(Figure record listings)
==============================
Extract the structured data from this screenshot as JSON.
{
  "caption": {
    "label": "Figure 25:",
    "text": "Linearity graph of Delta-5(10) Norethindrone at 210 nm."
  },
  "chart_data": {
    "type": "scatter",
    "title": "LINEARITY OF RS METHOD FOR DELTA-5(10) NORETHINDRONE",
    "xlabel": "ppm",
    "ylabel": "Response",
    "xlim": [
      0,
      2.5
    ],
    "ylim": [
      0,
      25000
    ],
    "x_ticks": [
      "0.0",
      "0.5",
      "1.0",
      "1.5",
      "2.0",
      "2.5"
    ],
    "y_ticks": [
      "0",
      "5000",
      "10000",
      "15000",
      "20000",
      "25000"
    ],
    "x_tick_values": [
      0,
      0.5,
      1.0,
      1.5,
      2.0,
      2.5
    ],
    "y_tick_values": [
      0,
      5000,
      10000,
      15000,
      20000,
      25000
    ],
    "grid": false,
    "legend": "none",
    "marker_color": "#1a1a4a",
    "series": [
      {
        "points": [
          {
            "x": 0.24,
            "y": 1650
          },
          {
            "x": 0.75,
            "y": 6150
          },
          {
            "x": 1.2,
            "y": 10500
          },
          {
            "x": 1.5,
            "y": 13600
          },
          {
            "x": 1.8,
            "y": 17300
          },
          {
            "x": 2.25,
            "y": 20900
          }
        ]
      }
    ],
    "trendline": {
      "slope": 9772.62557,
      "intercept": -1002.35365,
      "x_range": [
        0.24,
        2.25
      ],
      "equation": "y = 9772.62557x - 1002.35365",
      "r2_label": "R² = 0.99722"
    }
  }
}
==============================
> WORK TO COMPLETE: Give back all the records exactly as they stand.

> FULL RESPONSE:
Extract the structured data from this screenshot as JSON.
{
  "caption": {
    "label": "Figure 25:",
    "text": "Linearity graph of Delta-5(10) Norethindrone at 210 nm."
  },
  "chart_data": {
    "type": "scatter",
    "title": "LINEARITY OF RS METHOD FOR DELTA-5(10) NORETHINDRONE",
    "xlabel": "ppm",
    "ylabel": "Response",
    "xlim": [
      0,
      2.5
    ],
    "ylim": [
      0,
      25000
    ],
    "x_ticks": [
      "0.0",
      "0.5",
      "1.0",
      "1.5",
      "2.0",
      "2.5"
    ],
    "y_ticks": [
      "0",
      "5000",
      "10000",
      "15000",
      "20000",
      "25000"
    ],
    "x_tick_values": [
      0,
      0.5,
      1.0,
      1.5,
      2.0,
      2.5
    ],
    "y_tick_values": [
      0,
      5000,
      10000,
      15000,
      20000,
      25000
    ],
    "grid": false,
    "legend": "none",
    "marker_color": "#1a1a4a",
    "series": [
      {
        "points": [
          {
            "x": 0.24,
            "y": 1650
          },
          {
            "x": 0.75,
            "y": 6150
          },
          {
            "x": 1.2,
            "y": 10500
          },
          {
            "x": 1.5,
            "y": 13600
          },
          {
            "x": 1.8,
            "y": 17300
          },
          {
            "x": 2.25,
            "y": 20900
          }
        ]
      }
    ],
    "trendline": {
      "slope": 9772.62557,
      "intercept": -1002.35365,
      "x_range": [
        0.24,
        2.25
      ],
      "equation": "y = 9772.62557x - 1002.35365",
      "r2_label": "R² = 0.99722"
    }
  }
}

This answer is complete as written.